(Coordinate annotation records)

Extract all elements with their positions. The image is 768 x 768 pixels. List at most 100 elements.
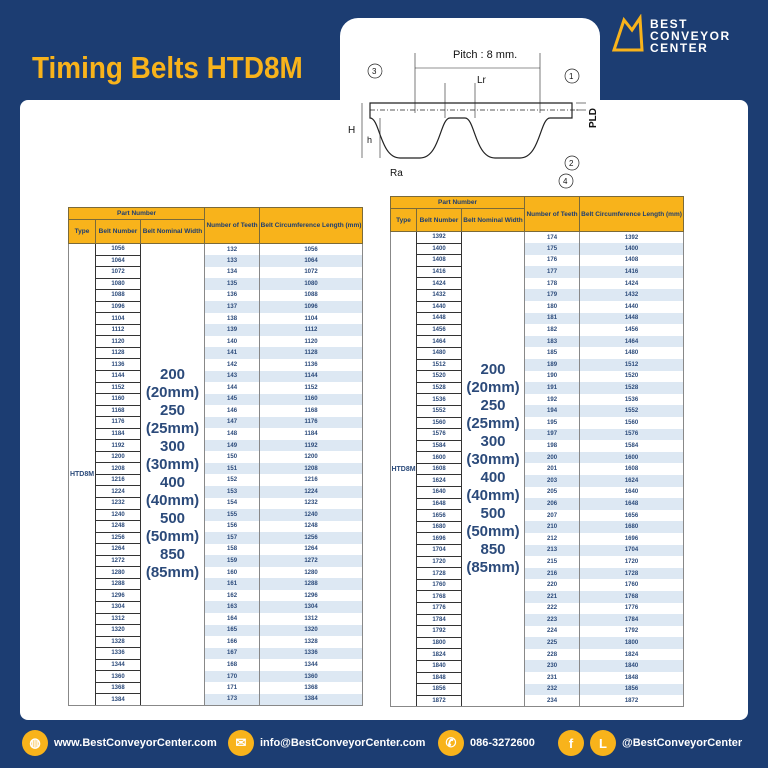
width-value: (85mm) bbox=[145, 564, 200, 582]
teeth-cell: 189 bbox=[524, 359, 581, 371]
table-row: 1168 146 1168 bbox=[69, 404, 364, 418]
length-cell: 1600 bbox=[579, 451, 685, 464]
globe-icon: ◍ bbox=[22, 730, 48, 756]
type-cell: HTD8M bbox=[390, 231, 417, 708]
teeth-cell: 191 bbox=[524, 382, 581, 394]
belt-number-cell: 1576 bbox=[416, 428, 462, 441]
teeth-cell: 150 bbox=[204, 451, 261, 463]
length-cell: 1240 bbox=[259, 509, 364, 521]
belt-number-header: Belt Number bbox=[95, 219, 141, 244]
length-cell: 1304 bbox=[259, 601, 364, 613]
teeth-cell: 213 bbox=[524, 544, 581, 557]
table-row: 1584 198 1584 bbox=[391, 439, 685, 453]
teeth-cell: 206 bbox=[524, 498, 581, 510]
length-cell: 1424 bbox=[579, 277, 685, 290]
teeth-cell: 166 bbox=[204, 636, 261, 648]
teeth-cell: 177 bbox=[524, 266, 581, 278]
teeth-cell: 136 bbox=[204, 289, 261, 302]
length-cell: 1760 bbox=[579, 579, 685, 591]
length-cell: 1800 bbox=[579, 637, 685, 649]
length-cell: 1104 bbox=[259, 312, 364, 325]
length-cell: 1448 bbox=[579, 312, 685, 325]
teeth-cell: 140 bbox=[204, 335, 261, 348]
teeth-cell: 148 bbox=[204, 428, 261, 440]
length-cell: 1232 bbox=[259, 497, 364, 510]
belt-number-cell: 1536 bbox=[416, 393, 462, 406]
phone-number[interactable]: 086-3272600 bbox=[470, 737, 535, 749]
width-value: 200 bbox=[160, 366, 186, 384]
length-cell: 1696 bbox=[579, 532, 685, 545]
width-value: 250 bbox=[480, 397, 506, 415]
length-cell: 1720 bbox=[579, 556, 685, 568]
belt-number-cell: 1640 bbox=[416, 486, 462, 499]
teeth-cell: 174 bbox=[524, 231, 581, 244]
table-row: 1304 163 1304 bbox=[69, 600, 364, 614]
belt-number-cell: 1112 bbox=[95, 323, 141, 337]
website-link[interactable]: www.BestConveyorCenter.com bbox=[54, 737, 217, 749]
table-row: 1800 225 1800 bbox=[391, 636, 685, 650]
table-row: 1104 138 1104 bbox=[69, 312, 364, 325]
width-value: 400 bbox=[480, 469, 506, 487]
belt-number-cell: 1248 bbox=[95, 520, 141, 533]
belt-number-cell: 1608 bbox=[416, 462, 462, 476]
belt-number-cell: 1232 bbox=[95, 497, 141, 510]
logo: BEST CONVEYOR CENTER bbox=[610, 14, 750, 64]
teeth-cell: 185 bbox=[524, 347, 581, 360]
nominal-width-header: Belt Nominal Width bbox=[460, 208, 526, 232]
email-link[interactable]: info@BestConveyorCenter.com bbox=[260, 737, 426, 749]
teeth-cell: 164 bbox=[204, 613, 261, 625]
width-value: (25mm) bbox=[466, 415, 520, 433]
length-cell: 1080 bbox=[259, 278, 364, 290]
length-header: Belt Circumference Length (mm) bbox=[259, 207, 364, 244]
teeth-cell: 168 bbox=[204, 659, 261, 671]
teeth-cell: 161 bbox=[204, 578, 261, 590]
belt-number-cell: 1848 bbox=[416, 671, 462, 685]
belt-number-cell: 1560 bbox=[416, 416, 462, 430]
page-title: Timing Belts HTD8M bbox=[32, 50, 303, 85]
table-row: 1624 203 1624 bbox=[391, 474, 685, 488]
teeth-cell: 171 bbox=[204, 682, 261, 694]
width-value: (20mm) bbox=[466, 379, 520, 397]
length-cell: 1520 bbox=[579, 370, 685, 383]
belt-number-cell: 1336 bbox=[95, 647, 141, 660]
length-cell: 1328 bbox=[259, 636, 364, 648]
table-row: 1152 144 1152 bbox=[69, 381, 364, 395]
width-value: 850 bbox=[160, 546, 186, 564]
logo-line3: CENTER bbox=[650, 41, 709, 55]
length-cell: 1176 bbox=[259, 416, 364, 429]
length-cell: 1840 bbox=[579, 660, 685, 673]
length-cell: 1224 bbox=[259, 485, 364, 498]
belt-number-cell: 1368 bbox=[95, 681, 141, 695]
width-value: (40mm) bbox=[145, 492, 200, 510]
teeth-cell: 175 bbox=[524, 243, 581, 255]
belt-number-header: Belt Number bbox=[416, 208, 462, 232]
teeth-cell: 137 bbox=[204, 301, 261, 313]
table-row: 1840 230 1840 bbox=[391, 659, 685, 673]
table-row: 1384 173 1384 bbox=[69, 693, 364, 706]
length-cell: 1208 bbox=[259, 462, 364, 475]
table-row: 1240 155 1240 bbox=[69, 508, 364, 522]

• _Exercise aim_:
Edit the stretch from the line containing "width-value: (85mm) bbox=[145, 564, 200, 582]" through the line containing "type-cell: HTD8M bbox=[390, 231, 417, 708]" by changing "length-cell" to "circumference-cell", and give only those lines with all else unchanged.

• _Output for this exercise_:
width-value: (85mm) bbox=[145, 564, 200, 582]
teeth-cell: 189 bbox=[524, 359, 581, 371]
table-row: 1168 146 1168 bbox=[69, 404, 364, 418]
circumference-cell: 1600 bbox=[579, 451, 685, 464]
globe-icon: ◍ bbox=[22, 730, 48, 756]
type-cell: HTD8M bbox=[390, 231, 417, 708]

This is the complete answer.